Text under study:
◆ ◆ ◆ ◆
- Hollister Location within North Carolina Hollister Location within the United States
- Coordinates: 36°15′33″N 77°56′11″W﻿ / ﻿36.25917°N 77.93639°W
- Country: United States
- State: North Carolina
- County: Halifax

Area
- • Total: 3.95 sq mi (10.22 km^{2})
- • Land: 3.94 sq mi (10.20 km^{2})
- • Water: 0.0077 sq mi (0.02 km^{2})
- Elevation: 230 ft (70 m)

Population (2020)
- • Total: 618
- • Density: 156.9/sq mi (60.58/km^{2})
- Time zone: UTC-5 (Eastern (EST))
- • Summer (DST): UTC-4 (EDT)
- ZIP code: 27844
- Area code: 252
- FIPS code: 37-32100
- GNIS feature ID: 2628637
- Website: www.epodunk.com/cgi-bin/genInfo.php?locIndex=19379

= Hollister, North Carolina =

Hollister is a census-designated place and unincorporated community in Halifax County in northeastern North Carolina, United States. As of the 2020 census, Hollister had a population of 618. Hollister's ZIP code is 27844.

==History==
Matthews Place and White Rock Plantation are listed on the National Register of Historic Places.

==Geography==
Hollister is located in southwestern Halifax County in the Roanoke Rapids micropolitan area. Its elevation is 246 feet (75 m). North Carolina Highway 561 passes through the community, leading east 13 mi to Interstate 95 and southwest 24 mi to Louisburg.
◆ ◆ ◆ ◆
Action item:
Retype the passage of the Hollister, North Carolina text from "- Elevation: 230" to "(DST): UTC-4 (EDT)" with no changes.
◆ ◆ ◆ ◆
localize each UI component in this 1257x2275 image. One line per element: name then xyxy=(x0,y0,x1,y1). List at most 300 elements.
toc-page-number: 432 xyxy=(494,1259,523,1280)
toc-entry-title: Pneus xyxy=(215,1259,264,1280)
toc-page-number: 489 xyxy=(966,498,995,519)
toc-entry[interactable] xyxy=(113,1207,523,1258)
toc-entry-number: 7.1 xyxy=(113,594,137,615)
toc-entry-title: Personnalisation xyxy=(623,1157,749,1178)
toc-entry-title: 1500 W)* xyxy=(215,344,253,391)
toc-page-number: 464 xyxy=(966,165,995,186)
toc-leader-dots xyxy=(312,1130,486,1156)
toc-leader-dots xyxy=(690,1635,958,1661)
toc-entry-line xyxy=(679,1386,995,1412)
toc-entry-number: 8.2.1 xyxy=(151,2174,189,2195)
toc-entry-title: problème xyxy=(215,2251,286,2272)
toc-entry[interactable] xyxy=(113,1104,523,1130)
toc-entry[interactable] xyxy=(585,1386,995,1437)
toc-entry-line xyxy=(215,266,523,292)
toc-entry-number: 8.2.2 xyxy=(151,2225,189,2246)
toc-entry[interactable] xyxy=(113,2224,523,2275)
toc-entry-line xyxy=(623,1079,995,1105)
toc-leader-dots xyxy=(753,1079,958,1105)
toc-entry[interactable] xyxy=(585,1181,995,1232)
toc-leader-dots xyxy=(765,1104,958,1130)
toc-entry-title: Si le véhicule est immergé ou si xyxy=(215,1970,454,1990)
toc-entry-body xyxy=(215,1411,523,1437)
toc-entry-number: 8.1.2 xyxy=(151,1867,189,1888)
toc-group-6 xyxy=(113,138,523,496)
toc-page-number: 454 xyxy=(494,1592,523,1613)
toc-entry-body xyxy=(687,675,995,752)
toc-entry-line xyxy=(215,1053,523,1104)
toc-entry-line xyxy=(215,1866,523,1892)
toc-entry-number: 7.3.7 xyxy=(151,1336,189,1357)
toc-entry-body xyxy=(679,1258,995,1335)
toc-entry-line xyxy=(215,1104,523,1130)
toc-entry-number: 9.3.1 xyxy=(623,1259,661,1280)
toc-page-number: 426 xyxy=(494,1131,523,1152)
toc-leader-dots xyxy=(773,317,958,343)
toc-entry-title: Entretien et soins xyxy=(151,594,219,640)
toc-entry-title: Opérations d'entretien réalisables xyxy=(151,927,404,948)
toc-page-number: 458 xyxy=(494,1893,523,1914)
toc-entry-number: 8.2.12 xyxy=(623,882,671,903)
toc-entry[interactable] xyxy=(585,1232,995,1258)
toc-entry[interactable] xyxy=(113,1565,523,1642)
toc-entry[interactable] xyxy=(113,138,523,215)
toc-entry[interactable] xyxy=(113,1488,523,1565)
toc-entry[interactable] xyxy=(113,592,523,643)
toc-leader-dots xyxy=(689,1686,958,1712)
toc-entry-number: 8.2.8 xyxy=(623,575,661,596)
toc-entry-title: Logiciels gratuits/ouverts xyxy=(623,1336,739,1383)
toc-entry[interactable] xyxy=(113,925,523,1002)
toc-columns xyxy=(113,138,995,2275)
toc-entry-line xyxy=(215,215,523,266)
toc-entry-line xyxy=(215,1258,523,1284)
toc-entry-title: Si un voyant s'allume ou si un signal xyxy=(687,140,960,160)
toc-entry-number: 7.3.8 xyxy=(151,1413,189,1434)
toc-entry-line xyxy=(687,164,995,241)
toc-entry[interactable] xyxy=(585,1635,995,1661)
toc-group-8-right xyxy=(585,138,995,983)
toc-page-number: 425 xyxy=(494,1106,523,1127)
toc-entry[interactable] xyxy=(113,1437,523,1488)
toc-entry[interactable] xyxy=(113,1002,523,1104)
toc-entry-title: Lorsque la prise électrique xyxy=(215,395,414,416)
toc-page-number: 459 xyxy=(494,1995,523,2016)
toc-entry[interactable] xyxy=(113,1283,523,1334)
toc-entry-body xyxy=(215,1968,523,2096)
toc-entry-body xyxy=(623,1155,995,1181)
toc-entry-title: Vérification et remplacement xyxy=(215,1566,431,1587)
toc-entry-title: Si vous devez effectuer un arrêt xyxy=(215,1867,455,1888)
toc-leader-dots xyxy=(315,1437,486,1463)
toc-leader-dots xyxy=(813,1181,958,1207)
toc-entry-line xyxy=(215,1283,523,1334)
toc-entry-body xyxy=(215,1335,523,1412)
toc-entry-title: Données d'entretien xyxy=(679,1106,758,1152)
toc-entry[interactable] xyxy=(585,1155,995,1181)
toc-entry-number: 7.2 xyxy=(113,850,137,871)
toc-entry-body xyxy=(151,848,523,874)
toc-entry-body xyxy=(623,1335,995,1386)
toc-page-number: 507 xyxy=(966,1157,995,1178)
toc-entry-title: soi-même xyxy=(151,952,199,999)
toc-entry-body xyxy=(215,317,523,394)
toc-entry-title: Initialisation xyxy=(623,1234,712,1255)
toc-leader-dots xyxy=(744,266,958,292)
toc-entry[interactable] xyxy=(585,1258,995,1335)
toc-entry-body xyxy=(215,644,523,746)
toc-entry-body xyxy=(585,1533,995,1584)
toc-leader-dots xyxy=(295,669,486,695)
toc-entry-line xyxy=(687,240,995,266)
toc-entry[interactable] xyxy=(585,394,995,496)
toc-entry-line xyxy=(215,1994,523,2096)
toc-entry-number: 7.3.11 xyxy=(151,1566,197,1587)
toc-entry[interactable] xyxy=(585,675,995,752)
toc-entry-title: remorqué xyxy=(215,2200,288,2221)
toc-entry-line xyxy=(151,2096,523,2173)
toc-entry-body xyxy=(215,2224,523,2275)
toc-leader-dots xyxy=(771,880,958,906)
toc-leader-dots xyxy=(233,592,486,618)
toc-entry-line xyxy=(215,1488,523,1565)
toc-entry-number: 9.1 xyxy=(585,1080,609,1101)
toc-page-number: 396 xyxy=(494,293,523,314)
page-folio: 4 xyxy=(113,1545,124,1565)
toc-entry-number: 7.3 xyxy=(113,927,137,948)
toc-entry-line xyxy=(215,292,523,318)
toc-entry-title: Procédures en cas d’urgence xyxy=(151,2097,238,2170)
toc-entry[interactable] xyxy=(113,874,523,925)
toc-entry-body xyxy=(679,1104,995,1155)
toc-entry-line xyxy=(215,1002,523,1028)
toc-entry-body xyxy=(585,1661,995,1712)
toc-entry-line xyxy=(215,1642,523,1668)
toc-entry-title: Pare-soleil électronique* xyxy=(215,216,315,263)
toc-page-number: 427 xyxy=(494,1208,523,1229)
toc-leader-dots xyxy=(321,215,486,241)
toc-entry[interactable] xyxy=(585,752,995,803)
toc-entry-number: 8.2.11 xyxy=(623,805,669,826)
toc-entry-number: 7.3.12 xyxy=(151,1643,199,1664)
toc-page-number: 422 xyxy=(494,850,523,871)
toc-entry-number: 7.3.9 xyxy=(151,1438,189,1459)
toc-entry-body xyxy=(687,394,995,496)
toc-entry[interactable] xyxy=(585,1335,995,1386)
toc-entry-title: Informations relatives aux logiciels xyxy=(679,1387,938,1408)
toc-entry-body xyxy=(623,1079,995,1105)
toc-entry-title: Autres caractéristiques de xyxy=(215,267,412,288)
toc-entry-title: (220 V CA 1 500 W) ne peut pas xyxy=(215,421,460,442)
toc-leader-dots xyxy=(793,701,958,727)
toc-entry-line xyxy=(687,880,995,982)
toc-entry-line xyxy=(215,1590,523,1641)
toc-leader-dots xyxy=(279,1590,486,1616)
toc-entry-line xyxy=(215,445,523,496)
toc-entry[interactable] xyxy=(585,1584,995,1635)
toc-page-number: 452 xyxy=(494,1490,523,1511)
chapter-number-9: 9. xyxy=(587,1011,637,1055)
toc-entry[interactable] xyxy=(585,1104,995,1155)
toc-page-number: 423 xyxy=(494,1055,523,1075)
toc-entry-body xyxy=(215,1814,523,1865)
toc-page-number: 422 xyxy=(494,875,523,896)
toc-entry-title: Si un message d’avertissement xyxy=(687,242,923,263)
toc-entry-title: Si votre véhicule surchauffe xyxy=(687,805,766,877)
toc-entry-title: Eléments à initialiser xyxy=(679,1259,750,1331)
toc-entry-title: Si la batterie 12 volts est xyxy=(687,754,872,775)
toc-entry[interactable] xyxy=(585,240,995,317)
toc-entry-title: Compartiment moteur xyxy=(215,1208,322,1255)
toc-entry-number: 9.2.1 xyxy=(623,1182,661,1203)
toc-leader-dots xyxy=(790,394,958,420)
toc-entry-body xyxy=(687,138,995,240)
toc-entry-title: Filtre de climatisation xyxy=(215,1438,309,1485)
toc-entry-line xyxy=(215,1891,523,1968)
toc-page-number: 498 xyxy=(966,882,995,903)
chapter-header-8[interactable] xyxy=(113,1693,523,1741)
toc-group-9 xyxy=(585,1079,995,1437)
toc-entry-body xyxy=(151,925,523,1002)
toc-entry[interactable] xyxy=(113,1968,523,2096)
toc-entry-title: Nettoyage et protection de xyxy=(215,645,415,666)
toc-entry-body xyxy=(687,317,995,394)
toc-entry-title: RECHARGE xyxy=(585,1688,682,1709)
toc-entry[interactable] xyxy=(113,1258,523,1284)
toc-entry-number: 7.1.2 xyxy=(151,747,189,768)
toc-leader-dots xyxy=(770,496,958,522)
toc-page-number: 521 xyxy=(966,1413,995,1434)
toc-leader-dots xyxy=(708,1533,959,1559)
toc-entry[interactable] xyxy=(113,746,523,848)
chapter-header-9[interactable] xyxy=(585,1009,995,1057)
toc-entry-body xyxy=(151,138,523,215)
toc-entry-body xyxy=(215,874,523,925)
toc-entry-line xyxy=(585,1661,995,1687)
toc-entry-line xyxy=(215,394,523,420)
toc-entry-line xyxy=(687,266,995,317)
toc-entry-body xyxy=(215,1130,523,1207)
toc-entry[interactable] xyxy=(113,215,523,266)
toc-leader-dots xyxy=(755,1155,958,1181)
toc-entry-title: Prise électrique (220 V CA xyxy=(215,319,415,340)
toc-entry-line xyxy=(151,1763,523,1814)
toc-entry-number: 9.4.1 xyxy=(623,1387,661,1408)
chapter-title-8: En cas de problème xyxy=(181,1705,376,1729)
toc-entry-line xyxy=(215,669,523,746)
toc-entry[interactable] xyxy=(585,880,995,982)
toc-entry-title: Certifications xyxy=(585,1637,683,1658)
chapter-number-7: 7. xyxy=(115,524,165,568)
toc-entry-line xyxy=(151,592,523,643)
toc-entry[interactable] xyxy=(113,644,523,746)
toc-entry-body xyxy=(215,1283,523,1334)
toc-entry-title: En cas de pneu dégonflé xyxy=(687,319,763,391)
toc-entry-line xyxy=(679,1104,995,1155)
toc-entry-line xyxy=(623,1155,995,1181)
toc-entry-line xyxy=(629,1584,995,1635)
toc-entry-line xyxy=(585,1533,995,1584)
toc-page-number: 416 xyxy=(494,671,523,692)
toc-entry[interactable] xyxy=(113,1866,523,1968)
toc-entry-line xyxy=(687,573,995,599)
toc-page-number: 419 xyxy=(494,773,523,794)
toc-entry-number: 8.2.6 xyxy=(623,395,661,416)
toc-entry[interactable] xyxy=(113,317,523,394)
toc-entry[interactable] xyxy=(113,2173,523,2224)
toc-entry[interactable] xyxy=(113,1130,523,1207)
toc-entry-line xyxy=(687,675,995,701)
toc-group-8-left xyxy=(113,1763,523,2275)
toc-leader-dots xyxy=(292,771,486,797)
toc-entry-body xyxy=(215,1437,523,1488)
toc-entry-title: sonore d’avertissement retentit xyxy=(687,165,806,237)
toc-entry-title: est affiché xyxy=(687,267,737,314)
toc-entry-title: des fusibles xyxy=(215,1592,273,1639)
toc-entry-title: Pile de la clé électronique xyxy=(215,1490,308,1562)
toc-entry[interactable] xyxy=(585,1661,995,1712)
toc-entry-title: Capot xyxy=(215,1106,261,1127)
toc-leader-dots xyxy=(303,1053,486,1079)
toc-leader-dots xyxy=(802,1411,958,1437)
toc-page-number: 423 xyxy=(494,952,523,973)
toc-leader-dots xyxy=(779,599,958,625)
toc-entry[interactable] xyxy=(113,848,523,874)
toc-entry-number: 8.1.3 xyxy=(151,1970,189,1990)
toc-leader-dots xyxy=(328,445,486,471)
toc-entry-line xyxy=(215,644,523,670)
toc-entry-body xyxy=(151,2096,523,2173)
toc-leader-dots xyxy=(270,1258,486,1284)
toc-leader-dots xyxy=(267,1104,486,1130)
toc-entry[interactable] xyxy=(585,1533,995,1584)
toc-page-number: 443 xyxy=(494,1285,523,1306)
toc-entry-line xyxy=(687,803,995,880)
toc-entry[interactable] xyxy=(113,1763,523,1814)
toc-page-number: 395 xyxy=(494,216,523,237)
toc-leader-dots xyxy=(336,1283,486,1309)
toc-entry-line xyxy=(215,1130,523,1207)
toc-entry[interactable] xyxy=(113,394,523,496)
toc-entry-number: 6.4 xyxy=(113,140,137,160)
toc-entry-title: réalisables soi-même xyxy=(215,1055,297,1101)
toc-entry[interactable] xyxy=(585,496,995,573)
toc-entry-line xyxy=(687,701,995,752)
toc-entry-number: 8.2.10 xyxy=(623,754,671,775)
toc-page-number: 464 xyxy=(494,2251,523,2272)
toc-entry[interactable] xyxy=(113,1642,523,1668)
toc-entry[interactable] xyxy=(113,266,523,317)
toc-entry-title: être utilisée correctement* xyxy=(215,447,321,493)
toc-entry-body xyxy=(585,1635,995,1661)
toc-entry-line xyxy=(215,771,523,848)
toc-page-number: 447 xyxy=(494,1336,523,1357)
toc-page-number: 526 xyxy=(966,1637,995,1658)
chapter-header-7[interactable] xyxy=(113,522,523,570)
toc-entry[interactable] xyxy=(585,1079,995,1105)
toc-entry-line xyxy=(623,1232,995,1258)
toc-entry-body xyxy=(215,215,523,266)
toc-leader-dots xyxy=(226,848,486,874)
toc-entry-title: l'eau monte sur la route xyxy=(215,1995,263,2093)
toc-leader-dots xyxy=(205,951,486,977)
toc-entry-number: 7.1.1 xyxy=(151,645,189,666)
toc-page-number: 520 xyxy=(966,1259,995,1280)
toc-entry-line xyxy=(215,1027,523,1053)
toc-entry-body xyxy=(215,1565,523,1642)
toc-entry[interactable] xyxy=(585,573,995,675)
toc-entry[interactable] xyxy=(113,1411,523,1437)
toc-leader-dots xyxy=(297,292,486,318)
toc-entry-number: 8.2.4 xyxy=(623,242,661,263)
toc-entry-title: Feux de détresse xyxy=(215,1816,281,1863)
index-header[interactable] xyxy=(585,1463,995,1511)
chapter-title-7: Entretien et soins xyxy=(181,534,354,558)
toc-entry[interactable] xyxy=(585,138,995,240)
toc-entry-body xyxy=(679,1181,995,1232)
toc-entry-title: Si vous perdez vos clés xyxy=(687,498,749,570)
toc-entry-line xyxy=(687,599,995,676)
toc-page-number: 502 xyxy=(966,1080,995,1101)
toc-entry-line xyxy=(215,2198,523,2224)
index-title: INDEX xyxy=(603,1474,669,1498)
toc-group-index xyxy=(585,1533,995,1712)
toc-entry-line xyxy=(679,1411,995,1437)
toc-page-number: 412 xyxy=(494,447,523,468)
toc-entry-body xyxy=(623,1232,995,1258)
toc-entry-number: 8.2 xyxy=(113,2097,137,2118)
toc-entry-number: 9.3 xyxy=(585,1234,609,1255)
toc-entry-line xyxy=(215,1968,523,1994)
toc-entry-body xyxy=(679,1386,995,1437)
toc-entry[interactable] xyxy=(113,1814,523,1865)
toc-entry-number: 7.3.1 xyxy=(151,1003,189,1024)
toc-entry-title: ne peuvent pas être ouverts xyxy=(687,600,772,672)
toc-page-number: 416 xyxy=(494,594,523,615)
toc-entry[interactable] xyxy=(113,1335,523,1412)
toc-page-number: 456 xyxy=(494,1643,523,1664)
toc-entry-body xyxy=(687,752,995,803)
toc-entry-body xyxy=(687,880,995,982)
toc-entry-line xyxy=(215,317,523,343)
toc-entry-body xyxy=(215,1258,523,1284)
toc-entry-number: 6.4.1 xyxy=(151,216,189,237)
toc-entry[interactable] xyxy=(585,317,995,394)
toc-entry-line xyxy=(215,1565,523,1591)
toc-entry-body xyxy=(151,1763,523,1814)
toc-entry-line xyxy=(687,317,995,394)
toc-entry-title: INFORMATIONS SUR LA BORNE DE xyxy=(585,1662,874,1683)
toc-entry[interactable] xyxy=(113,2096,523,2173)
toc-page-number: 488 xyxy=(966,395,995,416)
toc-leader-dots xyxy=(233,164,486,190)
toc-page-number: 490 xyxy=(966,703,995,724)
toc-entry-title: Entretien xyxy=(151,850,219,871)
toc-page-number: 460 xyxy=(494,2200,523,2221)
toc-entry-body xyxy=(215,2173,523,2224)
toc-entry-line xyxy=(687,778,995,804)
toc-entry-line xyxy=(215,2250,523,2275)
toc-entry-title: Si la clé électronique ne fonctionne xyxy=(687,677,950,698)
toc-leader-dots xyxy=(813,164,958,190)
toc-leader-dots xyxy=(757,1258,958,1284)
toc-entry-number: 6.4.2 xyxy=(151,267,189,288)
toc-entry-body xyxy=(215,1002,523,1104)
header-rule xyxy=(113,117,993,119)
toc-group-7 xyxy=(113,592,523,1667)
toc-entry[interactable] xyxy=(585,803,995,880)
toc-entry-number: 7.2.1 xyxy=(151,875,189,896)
◆ ◆ ◆ ◆
Solution for this problem:
- Elevation: 230 ft (70 m)

Population (2020)
- • Total: 618
- • Density: 156.9/sq mi (60.58/km^{2})
- Time zone: UTC-5 (Eastern (EST))
- • Summer (DST): UTC-4 (EDT)